- [WHAT YOU NEED TO DO] Determine how many lines in the data below contain "Last" and write only that number.

- [EXCERPTED RECORDS]
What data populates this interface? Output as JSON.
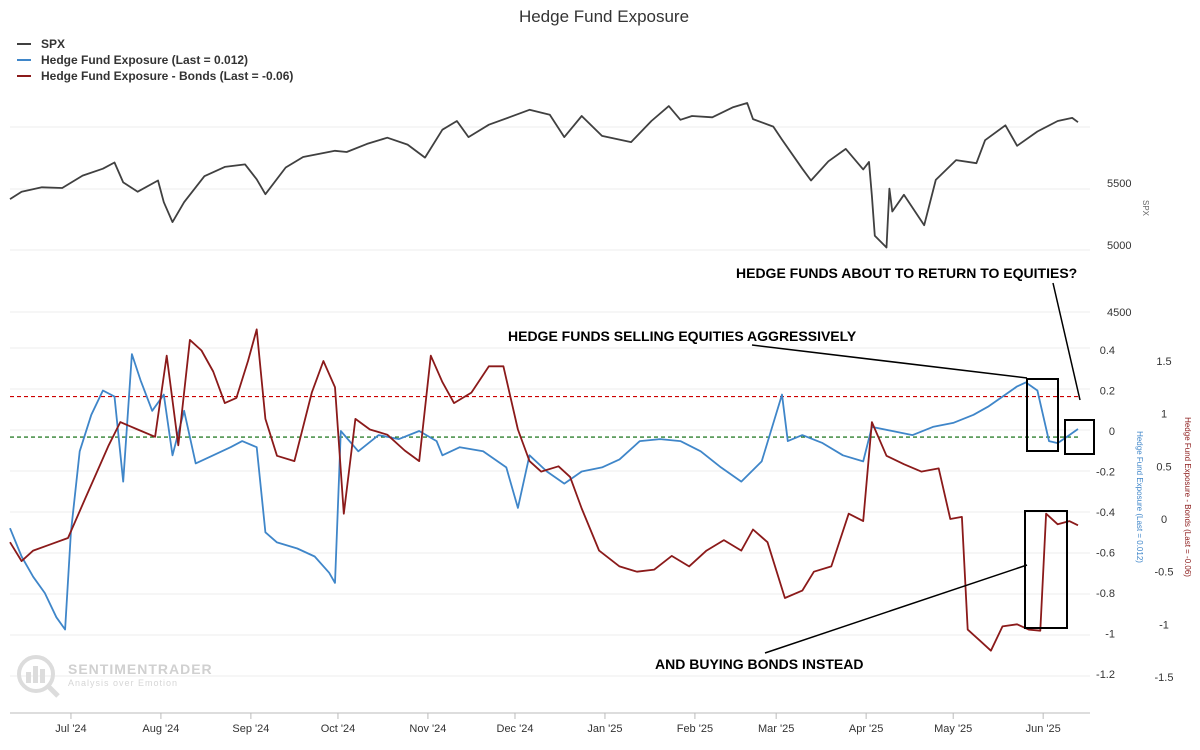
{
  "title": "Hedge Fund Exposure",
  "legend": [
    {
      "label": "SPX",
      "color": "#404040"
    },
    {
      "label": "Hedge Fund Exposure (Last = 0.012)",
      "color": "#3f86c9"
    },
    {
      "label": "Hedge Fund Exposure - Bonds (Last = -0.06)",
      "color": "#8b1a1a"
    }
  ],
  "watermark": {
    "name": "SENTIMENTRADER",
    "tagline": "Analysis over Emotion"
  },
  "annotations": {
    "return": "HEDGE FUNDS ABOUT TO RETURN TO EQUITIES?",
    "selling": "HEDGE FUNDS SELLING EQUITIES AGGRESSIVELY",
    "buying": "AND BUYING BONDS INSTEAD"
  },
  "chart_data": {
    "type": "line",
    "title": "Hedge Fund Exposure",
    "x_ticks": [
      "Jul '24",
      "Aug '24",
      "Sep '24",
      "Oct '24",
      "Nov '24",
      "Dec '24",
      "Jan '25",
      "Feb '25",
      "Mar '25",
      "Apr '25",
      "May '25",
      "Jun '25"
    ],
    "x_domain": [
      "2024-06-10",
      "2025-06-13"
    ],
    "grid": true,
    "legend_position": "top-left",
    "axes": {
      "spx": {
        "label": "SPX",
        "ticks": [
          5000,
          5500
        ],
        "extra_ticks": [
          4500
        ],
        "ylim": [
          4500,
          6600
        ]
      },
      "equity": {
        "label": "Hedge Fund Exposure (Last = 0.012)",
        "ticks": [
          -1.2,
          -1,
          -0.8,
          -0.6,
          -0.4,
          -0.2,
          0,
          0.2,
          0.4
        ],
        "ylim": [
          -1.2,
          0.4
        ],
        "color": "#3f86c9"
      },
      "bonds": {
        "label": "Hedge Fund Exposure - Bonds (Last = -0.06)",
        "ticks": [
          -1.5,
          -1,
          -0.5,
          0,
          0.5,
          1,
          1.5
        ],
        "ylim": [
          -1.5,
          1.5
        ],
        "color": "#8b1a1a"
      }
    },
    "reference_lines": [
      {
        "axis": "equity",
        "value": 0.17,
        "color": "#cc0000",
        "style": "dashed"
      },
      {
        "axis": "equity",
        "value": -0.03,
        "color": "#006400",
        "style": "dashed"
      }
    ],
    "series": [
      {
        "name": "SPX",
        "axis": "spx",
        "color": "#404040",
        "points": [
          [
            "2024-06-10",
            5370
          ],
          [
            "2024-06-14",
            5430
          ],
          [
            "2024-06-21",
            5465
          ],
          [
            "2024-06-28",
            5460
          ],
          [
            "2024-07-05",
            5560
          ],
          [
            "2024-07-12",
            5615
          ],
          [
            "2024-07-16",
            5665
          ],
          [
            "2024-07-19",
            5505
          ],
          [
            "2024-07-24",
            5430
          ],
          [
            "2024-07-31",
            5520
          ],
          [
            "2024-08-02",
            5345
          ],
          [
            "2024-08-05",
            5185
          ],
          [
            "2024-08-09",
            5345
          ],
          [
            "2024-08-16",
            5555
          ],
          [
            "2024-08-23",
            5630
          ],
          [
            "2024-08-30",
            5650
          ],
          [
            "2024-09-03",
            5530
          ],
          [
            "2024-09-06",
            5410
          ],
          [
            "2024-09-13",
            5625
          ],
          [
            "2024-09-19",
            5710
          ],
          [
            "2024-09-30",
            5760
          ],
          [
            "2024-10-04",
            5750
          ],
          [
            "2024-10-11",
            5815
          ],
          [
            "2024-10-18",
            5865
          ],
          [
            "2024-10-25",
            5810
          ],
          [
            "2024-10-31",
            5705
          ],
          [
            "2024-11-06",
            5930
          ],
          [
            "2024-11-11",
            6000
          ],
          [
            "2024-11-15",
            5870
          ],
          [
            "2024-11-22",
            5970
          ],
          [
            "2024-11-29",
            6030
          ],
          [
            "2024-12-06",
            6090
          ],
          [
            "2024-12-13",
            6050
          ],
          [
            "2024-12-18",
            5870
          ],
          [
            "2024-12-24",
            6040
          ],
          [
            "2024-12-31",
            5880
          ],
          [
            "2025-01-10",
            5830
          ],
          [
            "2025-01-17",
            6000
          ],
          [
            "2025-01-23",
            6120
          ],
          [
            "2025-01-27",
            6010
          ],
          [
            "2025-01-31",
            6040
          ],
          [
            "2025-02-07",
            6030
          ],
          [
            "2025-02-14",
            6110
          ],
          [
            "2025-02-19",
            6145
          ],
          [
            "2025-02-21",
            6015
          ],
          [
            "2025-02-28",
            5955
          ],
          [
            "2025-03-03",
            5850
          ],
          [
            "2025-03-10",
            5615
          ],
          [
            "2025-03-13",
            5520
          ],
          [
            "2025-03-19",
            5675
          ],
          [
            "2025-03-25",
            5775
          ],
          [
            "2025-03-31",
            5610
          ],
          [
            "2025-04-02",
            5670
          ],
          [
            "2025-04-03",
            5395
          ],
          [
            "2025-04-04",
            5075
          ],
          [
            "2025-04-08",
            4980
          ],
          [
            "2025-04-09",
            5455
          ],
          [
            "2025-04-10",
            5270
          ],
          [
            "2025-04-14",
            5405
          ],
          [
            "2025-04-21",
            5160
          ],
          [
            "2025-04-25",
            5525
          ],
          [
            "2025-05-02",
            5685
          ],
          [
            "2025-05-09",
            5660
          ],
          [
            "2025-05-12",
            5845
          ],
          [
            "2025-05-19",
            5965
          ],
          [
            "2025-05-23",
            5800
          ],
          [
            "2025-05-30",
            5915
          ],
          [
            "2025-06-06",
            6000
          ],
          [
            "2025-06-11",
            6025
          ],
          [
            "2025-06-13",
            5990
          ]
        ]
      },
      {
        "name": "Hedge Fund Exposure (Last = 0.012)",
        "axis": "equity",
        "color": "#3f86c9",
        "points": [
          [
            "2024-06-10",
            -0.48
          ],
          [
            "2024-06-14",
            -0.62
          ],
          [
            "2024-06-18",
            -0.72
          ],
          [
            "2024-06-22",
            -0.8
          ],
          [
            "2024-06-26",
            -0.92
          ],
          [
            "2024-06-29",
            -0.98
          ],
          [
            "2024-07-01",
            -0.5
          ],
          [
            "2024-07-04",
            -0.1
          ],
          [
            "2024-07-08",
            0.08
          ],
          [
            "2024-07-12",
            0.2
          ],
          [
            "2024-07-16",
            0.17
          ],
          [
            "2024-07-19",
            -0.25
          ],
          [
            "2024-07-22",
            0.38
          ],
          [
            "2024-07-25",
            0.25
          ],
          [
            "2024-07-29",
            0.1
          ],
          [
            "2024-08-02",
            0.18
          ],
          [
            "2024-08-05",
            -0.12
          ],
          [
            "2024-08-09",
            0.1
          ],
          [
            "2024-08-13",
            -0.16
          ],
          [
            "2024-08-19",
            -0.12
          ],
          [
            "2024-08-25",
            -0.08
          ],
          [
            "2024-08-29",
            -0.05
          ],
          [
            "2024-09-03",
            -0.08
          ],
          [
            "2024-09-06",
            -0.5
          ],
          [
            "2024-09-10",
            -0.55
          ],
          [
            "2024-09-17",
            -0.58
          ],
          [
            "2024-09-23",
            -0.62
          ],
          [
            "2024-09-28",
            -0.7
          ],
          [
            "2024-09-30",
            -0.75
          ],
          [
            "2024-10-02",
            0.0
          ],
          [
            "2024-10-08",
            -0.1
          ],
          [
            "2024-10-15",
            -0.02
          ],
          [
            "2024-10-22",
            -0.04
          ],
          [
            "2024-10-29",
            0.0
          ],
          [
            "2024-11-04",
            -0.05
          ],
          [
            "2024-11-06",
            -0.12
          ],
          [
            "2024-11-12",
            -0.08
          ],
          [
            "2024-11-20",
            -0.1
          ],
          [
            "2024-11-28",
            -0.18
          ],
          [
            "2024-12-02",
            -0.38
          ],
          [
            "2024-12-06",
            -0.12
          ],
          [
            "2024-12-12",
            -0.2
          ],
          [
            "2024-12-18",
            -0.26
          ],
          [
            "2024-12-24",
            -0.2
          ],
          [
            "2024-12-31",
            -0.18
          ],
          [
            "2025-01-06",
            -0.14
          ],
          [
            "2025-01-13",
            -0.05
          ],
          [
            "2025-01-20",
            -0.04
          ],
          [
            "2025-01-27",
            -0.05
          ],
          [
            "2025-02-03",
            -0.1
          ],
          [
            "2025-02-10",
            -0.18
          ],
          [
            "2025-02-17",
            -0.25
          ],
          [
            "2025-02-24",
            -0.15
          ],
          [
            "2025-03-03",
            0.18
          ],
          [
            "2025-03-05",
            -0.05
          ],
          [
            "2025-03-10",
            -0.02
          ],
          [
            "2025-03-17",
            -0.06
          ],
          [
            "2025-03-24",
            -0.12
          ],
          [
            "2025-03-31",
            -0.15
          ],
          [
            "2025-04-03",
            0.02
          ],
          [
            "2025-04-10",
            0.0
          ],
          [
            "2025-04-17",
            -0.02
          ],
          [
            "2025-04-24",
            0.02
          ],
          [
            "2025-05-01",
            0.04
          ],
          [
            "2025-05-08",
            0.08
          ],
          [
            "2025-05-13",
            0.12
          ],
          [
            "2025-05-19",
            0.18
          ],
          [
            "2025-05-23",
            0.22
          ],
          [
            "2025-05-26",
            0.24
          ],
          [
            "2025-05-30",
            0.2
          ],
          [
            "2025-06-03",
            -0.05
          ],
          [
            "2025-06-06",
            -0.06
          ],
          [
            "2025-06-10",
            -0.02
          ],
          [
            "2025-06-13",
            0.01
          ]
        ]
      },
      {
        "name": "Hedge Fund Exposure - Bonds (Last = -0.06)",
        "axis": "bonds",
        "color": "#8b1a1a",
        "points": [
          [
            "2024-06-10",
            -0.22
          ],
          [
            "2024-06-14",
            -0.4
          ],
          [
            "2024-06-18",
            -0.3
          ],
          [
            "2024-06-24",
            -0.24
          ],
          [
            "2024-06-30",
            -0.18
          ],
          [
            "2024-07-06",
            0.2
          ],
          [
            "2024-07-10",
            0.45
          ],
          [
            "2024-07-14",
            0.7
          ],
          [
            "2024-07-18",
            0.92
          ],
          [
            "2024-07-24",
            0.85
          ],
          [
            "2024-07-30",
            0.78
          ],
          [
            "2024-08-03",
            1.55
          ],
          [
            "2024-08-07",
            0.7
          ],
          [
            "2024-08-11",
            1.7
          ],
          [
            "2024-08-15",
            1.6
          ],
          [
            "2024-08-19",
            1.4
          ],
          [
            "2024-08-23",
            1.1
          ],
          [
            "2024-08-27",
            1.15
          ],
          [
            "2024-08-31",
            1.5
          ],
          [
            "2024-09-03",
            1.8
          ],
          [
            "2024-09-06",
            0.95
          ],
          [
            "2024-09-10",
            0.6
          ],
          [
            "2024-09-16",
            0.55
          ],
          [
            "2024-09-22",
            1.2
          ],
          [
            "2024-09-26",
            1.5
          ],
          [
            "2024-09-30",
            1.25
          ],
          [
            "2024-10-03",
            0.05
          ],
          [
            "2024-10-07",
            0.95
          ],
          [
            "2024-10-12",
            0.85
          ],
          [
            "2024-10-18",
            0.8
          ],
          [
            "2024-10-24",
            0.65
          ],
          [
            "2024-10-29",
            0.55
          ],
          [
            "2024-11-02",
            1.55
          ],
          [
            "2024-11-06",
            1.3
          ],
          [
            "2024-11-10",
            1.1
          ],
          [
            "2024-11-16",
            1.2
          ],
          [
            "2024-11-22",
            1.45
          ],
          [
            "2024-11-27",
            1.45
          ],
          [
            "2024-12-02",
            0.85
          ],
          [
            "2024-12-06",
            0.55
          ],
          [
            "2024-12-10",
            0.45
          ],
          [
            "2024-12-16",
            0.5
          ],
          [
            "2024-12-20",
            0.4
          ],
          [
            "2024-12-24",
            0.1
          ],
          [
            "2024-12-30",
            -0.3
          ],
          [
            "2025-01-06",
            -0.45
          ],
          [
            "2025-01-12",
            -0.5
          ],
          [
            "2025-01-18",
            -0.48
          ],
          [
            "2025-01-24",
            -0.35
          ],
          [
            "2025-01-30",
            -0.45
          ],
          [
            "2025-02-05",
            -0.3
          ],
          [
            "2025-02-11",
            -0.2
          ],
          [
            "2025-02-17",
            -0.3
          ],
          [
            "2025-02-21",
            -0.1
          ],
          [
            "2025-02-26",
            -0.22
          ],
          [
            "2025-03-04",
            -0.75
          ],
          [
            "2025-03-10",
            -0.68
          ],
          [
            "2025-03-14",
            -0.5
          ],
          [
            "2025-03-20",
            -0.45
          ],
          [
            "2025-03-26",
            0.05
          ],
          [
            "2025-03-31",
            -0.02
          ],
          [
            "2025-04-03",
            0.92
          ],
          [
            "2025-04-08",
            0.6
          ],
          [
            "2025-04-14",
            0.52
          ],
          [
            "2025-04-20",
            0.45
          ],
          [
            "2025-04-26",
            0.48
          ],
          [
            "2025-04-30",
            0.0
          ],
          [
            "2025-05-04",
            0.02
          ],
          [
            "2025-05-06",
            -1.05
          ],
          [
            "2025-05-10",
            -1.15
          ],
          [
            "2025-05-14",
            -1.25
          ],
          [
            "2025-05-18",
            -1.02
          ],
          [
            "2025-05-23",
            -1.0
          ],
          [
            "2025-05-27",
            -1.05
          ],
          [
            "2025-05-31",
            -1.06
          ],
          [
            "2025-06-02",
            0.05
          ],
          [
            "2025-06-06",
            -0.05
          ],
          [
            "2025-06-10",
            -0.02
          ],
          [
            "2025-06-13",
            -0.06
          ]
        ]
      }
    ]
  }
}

- [ANSWER FOR THE TASK] 6